**DIRECTIVE:** In the listing below, locate the lines that hold the string "JSON". Copy those lines.
----- PROVIDED MATERIAL
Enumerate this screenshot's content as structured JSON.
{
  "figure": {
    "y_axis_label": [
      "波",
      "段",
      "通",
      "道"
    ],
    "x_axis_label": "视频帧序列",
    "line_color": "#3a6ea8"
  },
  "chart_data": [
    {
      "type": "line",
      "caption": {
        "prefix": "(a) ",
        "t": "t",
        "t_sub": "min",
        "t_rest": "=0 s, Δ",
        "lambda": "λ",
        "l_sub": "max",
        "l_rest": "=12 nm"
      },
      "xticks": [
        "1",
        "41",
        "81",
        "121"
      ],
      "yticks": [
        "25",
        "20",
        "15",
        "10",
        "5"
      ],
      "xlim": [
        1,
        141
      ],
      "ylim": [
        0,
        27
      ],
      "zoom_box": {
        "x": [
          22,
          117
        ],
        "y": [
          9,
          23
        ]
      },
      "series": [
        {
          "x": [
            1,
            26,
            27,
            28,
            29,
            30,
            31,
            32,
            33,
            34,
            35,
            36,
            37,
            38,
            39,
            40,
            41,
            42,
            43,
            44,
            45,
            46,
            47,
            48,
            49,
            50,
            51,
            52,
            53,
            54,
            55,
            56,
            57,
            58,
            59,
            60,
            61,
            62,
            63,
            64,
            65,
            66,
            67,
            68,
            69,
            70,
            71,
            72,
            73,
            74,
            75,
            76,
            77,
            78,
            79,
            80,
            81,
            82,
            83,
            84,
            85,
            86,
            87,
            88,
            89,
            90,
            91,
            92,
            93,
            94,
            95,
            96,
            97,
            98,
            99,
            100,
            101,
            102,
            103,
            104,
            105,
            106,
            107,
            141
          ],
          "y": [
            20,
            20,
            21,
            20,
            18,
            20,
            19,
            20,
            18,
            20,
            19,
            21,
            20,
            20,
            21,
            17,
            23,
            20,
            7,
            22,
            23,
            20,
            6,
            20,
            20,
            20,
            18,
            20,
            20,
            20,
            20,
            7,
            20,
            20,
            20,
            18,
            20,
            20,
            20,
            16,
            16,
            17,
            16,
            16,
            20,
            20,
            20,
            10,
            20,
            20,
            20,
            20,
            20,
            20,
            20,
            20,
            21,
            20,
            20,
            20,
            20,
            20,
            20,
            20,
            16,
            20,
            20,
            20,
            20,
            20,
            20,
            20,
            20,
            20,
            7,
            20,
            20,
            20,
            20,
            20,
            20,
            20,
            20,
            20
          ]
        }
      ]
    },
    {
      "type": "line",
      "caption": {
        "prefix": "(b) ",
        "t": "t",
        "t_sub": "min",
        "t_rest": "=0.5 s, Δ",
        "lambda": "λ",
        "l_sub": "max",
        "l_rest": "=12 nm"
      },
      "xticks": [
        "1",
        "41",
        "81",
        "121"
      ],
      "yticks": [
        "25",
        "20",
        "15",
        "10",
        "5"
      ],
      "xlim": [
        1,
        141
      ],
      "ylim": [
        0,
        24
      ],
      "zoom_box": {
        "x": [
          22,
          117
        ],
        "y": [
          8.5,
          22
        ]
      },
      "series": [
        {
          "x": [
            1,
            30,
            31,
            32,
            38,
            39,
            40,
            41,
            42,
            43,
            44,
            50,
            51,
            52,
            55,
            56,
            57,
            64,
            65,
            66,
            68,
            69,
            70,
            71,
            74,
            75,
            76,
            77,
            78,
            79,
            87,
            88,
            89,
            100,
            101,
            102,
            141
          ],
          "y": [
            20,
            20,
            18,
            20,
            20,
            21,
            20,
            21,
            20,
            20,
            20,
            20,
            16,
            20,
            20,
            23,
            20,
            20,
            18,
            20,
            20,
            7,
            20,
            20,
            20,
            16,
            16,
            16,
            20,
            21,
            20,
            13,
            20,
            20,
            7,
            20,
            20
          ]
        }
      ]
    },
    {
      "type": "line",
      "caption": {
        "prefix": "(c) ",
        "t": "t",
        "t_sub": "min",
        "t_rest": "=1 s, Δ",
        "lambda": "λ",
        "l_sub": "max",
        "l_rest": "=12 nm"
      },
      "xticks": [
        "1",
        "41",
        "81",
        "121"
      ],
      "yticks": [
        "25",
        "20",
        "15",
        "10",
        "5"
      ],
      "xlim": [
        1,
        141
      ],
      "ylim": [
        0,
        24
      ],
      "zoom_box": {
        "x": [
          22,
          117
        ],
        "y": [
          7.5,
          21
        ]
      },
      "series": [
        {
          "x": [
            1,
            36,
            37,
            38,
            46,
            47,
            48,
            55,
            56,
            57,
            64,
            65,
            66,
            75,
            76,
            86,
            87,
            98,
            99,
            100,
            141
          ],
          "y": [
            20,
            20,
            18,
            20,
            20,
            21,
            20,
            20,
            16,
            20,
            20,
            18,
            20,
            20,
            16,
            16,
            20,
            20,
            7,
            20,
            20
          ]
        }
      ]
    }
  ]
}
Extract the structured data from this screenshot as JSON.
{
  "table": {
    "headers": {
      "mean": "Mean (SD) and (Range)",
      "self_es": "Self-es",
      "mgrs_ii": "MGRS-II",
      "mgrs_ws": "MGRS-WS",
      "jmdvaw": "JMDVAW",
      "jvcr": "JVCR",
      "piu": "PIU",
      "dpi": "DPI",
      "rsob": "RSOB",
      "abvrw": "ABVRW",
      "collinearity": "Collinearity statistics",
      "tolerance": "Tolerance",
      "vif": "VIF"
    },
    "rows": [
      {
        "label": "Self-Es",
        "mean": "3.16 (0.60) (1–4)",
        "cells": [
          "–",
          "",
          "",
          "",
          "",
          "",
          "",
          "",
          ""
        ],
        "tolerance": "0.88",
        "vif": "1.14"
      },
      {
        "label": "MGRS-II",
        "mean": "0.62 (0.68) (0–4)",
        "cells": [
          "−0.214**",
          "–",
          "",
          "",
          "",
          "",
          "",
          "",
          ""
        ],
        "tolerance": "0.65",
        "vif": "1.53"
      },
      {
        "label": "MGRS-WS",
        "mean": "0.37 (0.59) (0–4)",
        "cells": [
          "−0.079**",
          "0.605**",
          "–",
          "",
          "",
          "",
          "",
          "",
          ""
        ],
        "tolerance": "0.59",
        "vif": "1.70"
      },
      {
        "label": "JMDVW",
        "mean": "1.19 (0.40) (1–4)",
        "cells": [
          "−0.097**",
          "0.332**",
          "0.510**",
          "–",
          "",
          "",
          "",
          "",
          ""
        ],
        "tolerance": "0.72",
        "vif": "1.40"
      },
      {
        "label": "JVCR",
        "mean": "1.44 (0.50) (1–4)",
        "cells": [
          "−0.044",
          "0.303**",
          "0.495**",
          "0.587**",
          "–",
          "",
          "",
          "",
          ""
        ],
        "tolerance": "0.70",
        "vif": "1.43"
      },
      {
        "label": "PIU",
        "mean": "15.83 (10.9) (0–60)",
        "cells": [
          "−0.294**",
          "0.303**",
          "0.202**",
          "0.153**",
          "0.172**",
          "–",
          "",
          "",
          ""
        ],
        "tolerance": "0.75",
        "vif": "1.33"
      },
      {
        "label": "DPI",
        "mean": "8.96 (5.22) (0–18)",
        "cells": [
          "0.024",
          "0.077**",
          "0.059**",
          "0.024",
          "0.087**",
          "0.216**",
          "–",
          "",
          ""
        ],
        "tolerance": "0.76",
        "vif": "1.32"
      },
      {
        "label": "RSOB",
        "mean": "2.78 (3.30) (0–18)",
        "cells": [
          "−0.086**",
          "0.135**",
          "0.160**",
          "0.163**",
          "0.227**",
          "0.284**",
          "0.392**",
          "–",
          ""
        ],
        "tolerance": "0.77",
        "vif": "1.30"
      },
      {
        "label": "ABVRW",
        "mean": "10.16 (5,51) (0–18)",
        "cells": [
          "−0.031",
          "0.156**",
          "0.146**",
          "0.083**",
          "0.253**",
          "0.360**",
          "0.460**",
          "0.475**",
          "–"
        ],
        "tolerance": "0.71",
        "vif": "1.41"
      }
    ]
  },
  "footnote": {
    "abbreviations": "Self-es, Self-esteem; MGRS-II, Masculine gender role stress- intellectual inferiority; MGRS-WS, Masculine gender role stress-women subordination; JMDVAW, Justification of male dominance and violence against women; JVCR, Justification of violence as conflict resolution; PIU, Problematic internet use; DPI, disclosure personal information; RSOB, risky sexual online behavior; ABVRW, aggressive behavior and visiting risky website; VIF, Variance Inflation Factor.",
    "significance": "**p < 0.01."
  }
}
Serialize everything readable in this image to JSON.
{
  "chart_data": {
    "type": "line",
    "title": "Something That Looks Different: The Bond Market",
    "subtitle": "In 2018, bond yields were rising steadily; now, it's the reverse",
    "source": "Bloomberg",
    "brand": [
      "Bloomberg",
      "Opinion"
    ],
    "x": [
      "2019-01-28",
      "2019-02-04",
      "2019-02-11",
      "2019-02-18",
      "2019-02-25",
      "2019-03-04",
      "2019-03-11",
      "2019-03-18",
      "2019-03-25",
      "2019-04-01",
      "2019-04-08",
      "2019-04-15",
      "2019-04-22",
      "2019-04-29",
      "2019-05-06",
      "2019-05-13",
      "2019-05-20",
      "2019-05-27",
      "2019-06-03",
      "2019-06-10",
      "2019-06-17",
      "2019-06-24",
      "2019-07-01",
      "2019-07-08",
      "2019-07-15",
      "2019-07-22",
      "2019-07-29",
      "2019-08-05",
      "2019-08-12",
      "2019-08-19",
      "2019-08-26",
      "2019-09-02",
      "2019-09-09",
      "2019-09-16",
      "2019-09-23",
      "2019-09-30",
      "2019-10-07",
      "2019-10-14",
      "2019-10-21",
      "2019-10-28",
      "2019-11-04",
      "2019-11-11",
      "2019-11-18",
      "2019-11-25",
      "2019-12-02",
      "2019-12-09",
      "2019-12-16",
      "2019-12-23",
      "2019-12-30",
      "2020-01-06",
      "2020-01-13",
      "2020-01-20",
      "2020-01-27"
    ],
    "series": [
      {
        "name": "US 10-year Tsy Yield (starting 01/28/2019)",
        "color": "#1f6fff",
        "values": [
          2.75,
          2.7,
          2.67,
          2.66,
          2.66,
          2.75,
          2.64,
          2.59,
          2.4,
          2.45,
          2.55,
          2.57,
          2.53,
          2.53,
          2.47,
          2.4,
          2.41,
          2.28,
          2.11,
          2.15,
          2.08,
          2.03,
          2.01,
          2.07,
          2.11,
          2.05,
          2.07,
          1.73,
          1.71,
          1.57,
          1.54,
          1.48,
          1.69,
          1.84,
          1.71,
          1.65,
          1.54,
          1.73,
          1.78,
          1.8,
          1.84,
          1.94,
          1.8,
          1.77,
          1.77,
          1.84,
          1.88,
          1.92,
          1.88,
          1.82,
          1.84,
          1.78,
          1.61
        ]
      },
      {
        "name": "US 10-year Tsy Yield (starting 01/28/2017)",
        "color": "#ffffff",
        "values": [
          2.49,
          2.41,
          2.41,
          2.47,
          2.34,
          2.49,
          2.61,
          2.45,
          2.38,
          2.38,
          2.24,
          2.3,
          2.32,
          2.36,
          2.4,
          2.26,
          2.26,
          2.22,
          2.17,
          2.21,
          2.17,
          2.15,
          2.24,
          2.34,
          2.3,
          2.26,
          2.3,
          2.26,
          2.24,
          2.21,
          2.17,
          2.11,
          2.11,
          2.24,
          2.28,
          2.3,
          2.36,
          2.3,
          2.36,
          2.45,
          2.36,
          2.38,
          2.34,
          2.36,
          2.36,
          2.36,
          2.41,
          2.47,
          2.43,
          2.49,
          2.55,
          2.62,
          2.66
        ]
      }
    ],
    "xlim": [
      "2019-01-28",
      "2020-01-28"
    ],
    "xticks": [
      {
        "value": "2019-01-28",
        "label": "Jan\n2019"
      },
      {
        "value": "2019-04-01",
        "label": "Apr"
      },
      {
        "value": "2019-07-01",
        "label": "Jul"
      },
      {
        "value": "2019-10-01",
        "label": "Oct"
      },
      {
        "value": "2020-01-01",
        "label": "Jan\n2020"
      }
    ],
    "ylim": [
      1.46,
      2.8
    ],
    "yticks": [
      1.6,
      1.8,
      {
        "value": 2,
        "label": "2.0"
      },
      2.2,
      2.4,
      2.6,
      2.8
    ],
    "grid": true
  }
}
----------
**RESPONSE TO THIS TASK:**
Enumerate this screenshot's content as structured JSON.
Extract the structured data from this screenshot as JSON.
Serialize everything readable in this image to JSON.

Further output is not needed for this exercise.